:: REQUIRED WORK ::
Each entry below must be repeated exactly, with pictures left out.

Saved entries
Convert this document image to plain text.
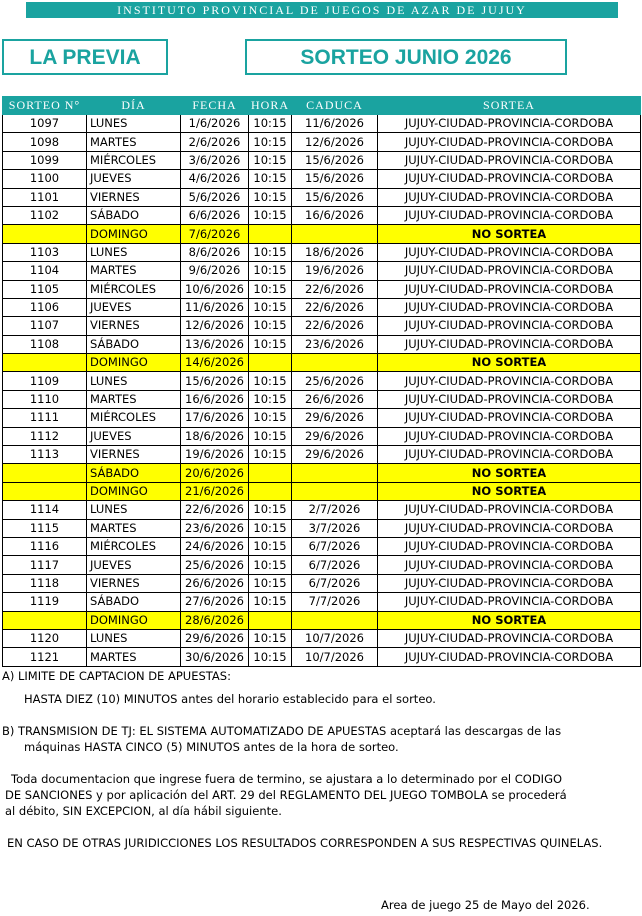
INSTITUTO PROVINCIAL DE JUEGOS DE AZAR DE JUJUY
LA PREVIA	SORTEO JUNIO 2026
SORTEO N°	DÍA	FECHA	HORA	CADUCA	SORTEA
1097	LUNES	1/6/2026	10:15	11/6/2026	JUJUY-CIUDAD-PROVINCIA-CORDOBA
1098	MARTES	2/6/2026	10:15	12/6/2026	JUJUY-CIUDAD-PROVINCIA-CORDOBA
1099	MIÉRCOLES	3/6/2026	10:15	15/6/2026	JUJUY-CIUDAD-PROVINCIA-CORDOBA
1100	JUEVES	4/6/2026	10:15	15/6/2026	JUJUY-CIUDAD-PROVINCIA-CORDOBA
1101	VIERNES	5/6/2026	10:15	15/6/2026	JUJUY-CIUDAD-PROVINCIA-CORDOBA
1102	SÁBADO	6/6/2026	10:15	16/6/2026	JUJUY-CIUDAD-PROVINCIA-CORDOBA
	DOMINGO	7/6/2026			NO SORTEA
1103	LUNES	8/6/2026	10:15	18/6/2026	JUJUY-CIUDAD-PROVINCIA-CORDOBA
1104	MARTES	9/6/2026	10:15	19/6/2026	JUJUY-CIUDAD-PROVINCIA-CORDOBA
1105	MIÉRCOLES	10/6/2026	10:15	22/6/2026	JUJUY-CIUDAD-PROVINCIA-CORDOBA
1106	JUEVES	11/6/2026	10:15	22/6/2026	JUJUY-CIUDAD-PROVINCIA-CORDOBA
1107	VIERNES	12/6/2026	10:15	22/6/2026	JUJUY-CIUDAD-PROVINCIA-CORDOBA
1108	SÁBADO	13/6/2026	10:15	23/6/2026	JUJUY-CIUDAD-PROVINCIA-CORDOBA
	DOMINGO	14/6/2026			NO SORTEA
1109	LUNES	15/6/2026	10:15	25/6/2026	JUJUY-CIUDAD-PROVINCIA-CORDOBA
1110	MARTES	16/6/2026	10:15	26/6/2026	JUJUY-CIUDAD-PROVINCIA-CORDOBA
1111	MIÉRCOLES	17/6/2026	10:15	29/6/2026	JUJUY-CIUDAD-PROVINCIA-CORDOBA
1112	JUEVES	18/6/2026	10:15	29/6/2026	JUJUY-CIUDAD-PROVINCIA-CORDOBA
1113	VIERNES	19/6/2026	10:15	29/6/2026	JUJUY-CIUDAD-PROVINCIA-CORDOBA
	SÁBADO	20/6/2026			NO SORTEA
	DOMINGO	21/6/2026			NO SORTEA
1114	LUNES	22/6/2026	10:15	2/7/2026	JUJUY-CIUDAD-PROVINCIA-CORDOBA
1115	MARTES	23/6/2026	10:15	3/7/2026	JUJUY-CIUDAD-PROVINCIA-CORDOBA
1116	MIÉRCOLES	24/6/2026	10:15	6/7/2026	JUJUY-CIUDAD-PROVINCIA-CORDOBA
1117	JUEVES	25/6/2026	10:15	6/7/2026	JUJUY-CIUDAD-PROVINCIA-CORDOBA
1118	VIERNES	26/6/2026	10:15	6/7/2026	JUJUY-CIUDAD-PROVINCIA-CORDOBA
1119	SÁBADO	27/6/2026	10:15	7/7/2026	JUJUY-CIUDAD-PROVINCIA-CORDOBA
	DOMINGO	28/6/2026			NO SORTEA
1120	LUNES	29/6/2026	10:15	10/7/2026	JUJUY-CIUDAD-PROVINCIA-CORDOBA
1121	MARTES	30/6/2026	10:15	10/7/2026	JUJUY-CIUDAD-PROVINCIA-CORDOBA

A) LIMITE DE CAPTACION DE APUESTAS:

HASTA DIEZ (10) MINUTOS antes del horario establecido para el sorteo.

B) TRANSMISION DE TJ: EL SISTEMA AUTOMATIZADO DE APUESTAS aceptará las descargas de las

máquinas HASTA CINCO (5) MINUTOS antes de la hora de sorteo.

Toda documentacion que ingrese fuera de termino, se ajustara a lo determinado por el CODIGO

DE SANCIONES y por aplicación del ART. 29 del REGLAMENTO DEL JUEGO TOMBOLA se procederá

al débito, SIN EXCEPCION, al día hábil siguiente.

EN CASO DE OTRAS JURIDICCIONES LOS RESULTADOS CORRESPONDEN A SUS RESPECTIVAS QUINELAS.

Area de juego 25 de Mayo del 2026.
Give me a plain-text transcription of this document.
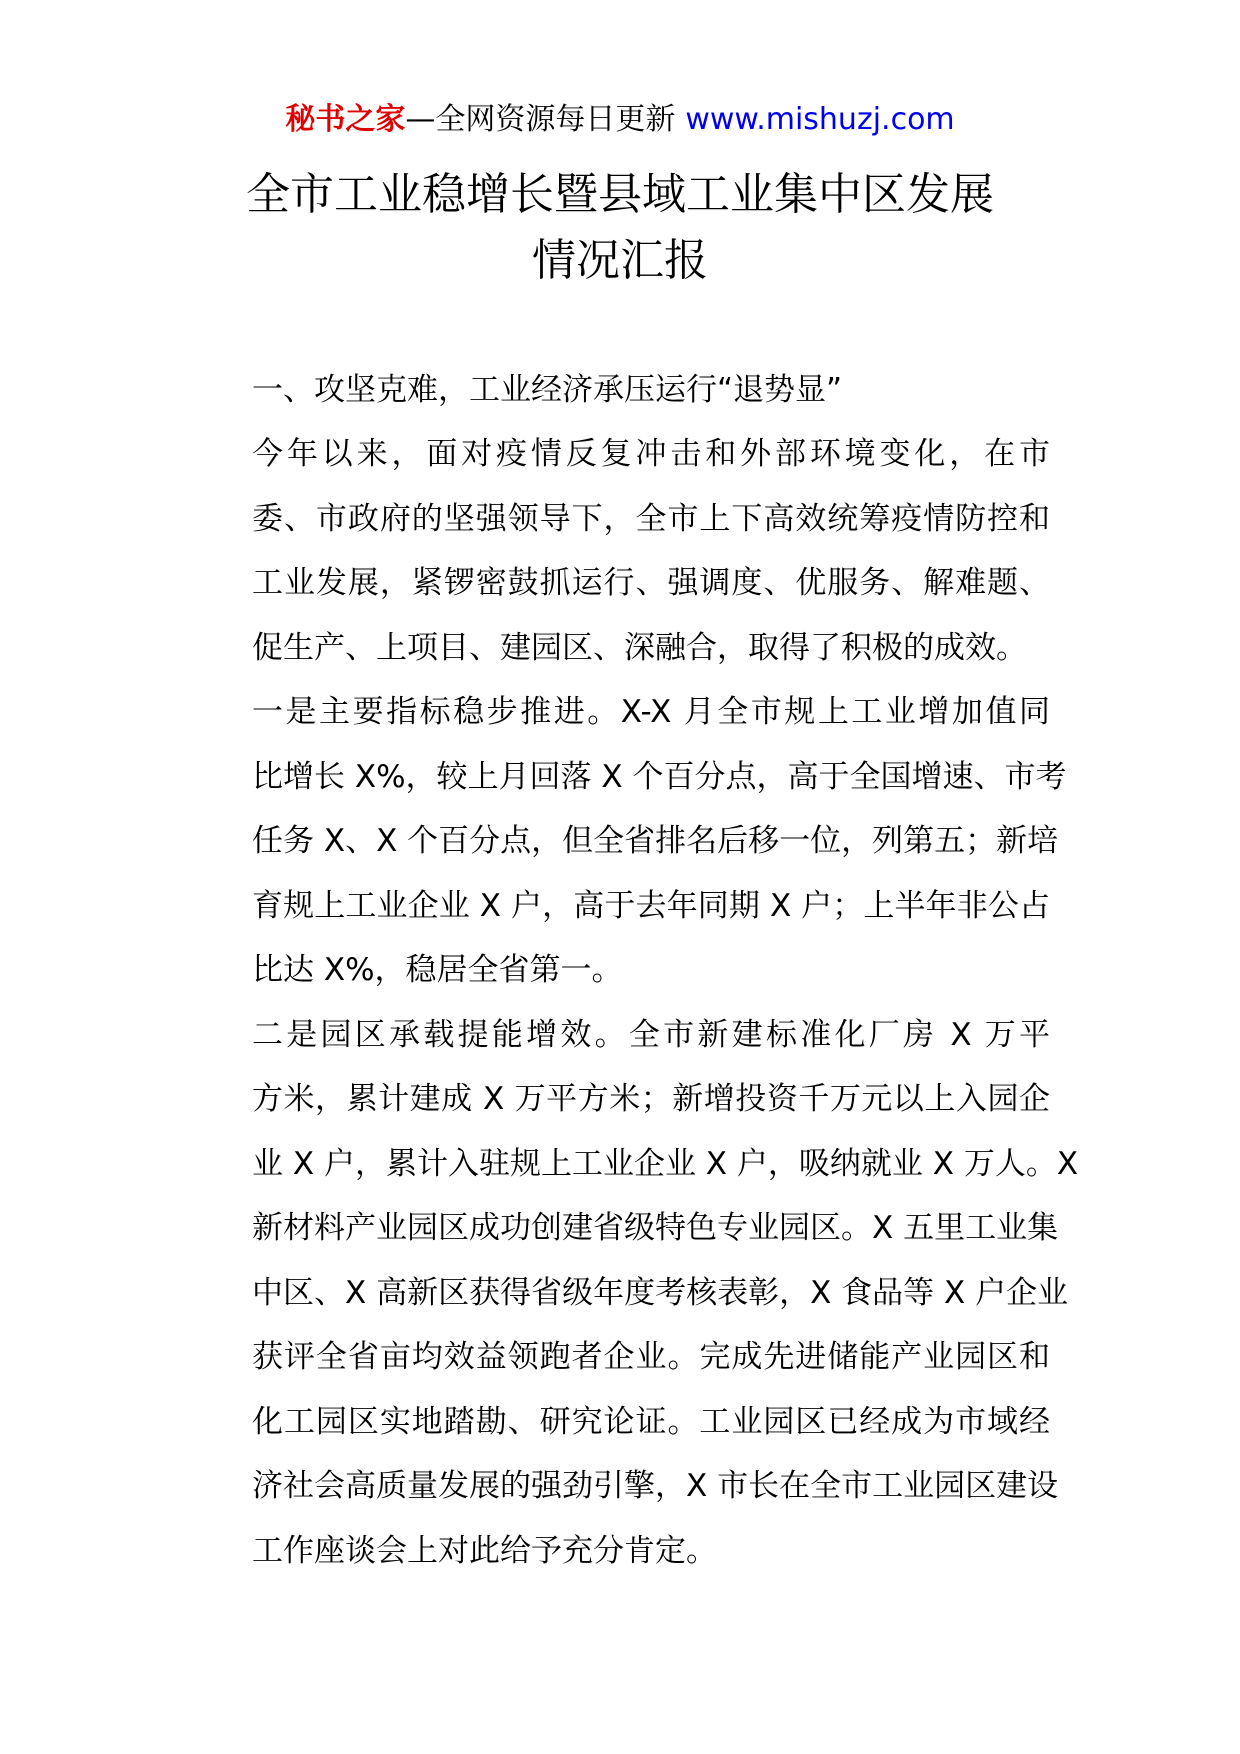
秘书之家—全网资源每日更新 www.mishuzj.com
全市工业稳增长暨县域工业集中区发展
情况汇报

一、攻坚克难，工业经济承压运行“退势显”

今年以来，面对疫情反复冲击和外部环境变化，在市
委、市政府的坚强领导下，全市上下高效统筹疫情防控和
工业发展，紧锣密鼓抓运行、强调度、优服务、解难题、
促生产、上项目、建园区、深融合，取得了积极的成效。

一是主要指标稳步推进。X-X 月全市规上工业增加值同
比增长 X%，较上月回落 X 个百分点，高于全国增速、市考
任务 X、X 个百分点，但全省排名后移一位，列第五；新培
育规上工业企业 X 户，高于去年同期 X 户；上半年非公占
比达 X%，稳居全省第一。

二是园区承载提能增效。全市新建标准化厂房 X 万平
方米，累计建成 X 万平方米；新增投资千万元以上入园企
业 X 户，累计入驻规上工业企业 X 户，吸纳就业 X 万人。X
新材料产业园区成功创建省级特色专业园区。X 五里工业集
中区、X 高新区获得省级年度考核表彰，X 食品等 X 户企业
获评全省亩均效益领跑者企业。完成先进储能产业园区和
化工园区实地踏勘、研究论证。工业园区已经成为市域经
济社会高质量发展的强劲引擎，X 市长在全市工业园区建设
工作座谈会上对此给予充分肯定。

:: COMPLETED EXERCISE ::
Convert this document image to plain text.
INSTITUTO PROVINCIAL DE JUEGOS DE AZAR DE JUJUY
LA PREVIA	SORTEO JUNIO 2026
SORTEO N°	DÍA	FECHA	HORA	CADUCA	SORTEA
1097	LUNES	1/6/2026	10:15	11/6/2026	JUJUY-CIUDAD-PROVINCIA-CORDOBA
1098	MARTES	2/6/2026	10:15	12/6/2026	JUJUY-CIUDAD-PROVINCIA-CORDOBA
1099	MIÉRCOLES	3/6/2026	10:15	15/6/2026	JUJUY-CIUDAD-PROVINCIA-CORDOBA
1100	JUEVES	4/6/2026	10:15	15/6/2026	JUJUY-CIUDAD-PROVINCIA-CORDOBA
1101	VIERNES	5/6/2026	10:15	15/6/2026	JUJUY-CIUDAD-PROVINCIA-CORDOBA
1102	SÁBADO	6/6/2026	10:15	16/6/2026	JUJUY-CIUDAD-PROVINCIA-CORDOBA
	DOMINGO	7/6/2026			NO SORTEA
1103	LUNES	8/6/2026	10:15	18/6/2026	JUJUY-CIUDAD-PROVINCIA-CORDOBA
1104	MARTES	9/6/2026	10:15	19/6/2026	JUJUY-CIUDAD-PROVINCIA-CORDOBA
1105	MIÉRCOLES	10/6/2026	10:15	22/6/2026	JUJUY-CIUDAD-PROVINCIA-CORDOBA
1106	JUEVES	11/6/2026	10:15	22/6/2026	JUJUY-CIUDAD-PROVINCIA-CORDOBA
1107	VIERNES	12/6/2026	10:15	22/6/2026	JUJUY-CIUDAD-PROVINCIA-CORDOBA
1108	SÁBADO	13/6/2026	10:15	23/6/2026	JUJUY-CIUDAD-PROVINCIA-CORDOBA
	DOMINGO	14/6/2026			NO SORTEA
1109	LUNES	15/6/2026	10:15	25/6/2026	JUJUY-CIUDAD-PROVINCIA-CORDOBA
1110	MARTES	16/6/2026	10:15	26/6/2026	JUJUY-CIUDAD-PROVINCIA-CORDOBA
1111	MIÉRCOLES	17/6/2026	10:15	29/6/2026	JUJUY-CIUDAD-PROVINCIA-CORDOBA
1112	JUEVES	18/6/2026	10:15	29/6/2026	JUJUY-CIUDAD-PROVINCIA-CORDOBA
1113	VIERNES	19/6/2026	10:15	29/6/2026	JUJUY-CIUDAD-PROVINCIA-CORDOBA
	SÁBADO	20/6/2026			NO SORTEA
	DOMINGO	21/6/2026			NO SORTEA
1114	LUNES	22/6/2026	10:15	2/7/2026	JUJUY-CIUDAD-PROVINCIA-CORDOBA
1115	MARTES	23/6/2026	10:15	3/7/2026	JUJUY-CIUDAD-PROVINCIA-CORDOBA
1116	MIÉRCOLES	24/6/2026	10:15	6/7/2026	JUJUY-CIUDAD-PROVINCIA-CORDOBA
1117	JUEVES	25/6/2026	10:15	6/7/2026	JUJUY-CIUDAD-PROVINCIA-CORDOBA
1118	VIERNES	26/6/2026	10:15	6/7/2026	JUJUY-CIUDAD-PROVINCIA-CORDOBA
1119	SÁBADO	27/6/2026	10:15	7/7/2026	JUJUY-CIUDAD-PROVINCIA-CORDOBA
	DOMINGO	28/6/2026			NO SORTEA
1120	LUNES	29/6/2026	10:15	10/7/2026	JUJUY-CIUDAD-PROVINCIA-CORDOBA
1121	MARTES	30/6/2026	10:15	10/7/2026	JUJUY-CIUDAD-PROVINCIA-CORDOBA

A) LIMITE DE CAPTACION DE APUESTAS:

HASTA DIEZ (10) MINUTOS antes del horario establecido para el sorteo.

B) TRANSMISION DE TJ: EL SISTEMA AUTOMATIZADO DE APUESTAS aceptará las descargas de las

máquinas HASTA CINCO (5) MINUTOS antes de la hora de sorteo.

Toda documentacion que ingrese fuera de termino, se ajustara a lo determinado por el CODIGO

DE SANCIONES y por aplicación del ART. 29 del REGLAMENTO DEL JUEGO TOMBOLA se procederá

al débito, SIN EXCEPCION, al día hábil siguiente.

EN CASO DE OTRAS JURIDICCIONES LOS RESULTADOS CORRESPONDEN A SUS RESPECTIVAS QUINELAS.

Area de juego 25 de Mayo del 2026.
Give me a plain-text transcription of this document.
秘书之家—全网资源每日更新 www.mishuzj.com
全市工业稳增长暨县域工业集中区发展
情况汇报

一、攻坚克难，工业经济承压运行“退势显”

今年以来，面对疫情反复冲击和外部环境变化，在市
委、市政府的坚强领导下，全市上下高效统筹疫情防控和
工业发展，紧锣密鼓抓运行、强调度、优服务、解难题、
促生产、上项目、建园区、深融合，取得了积极的成效。

一是主要指标稳步推进。X-X 月全市规上工业增加值同
比增长 X%，较上月回落 X 个百分点，高于全国增速、市考
任务 X、X 个百分点，但全省排名后移一位，列第五；新培
育规上工业企业 X 户，高于去年同期 X 户；上半年非公占
比达 X%，稳居全省第一。

二是园区承载提能增效。全市新建标准化厂房 X 万平
方米，累计建成 X 万平方米；新增投资千万元以上入园企
业 X 户，累计入驻规上工业企业 X 户，吸纳就业 X 万人。X
新材料产业园区成功创建省级特色专业园区。X 五里工业集
中区、X 高新区获得省级年度考核表彰，X 食品等 X 户企业
获评全省亩均效益领跑者企业。完成先进储能产业园区和
化工园区实地踏勘、研究论证。工业园区已经成为市域经
济社会高质量发展的强劲引擎，X 市长在全市工业园区建设
工作座谈会上对此给予充分肯定。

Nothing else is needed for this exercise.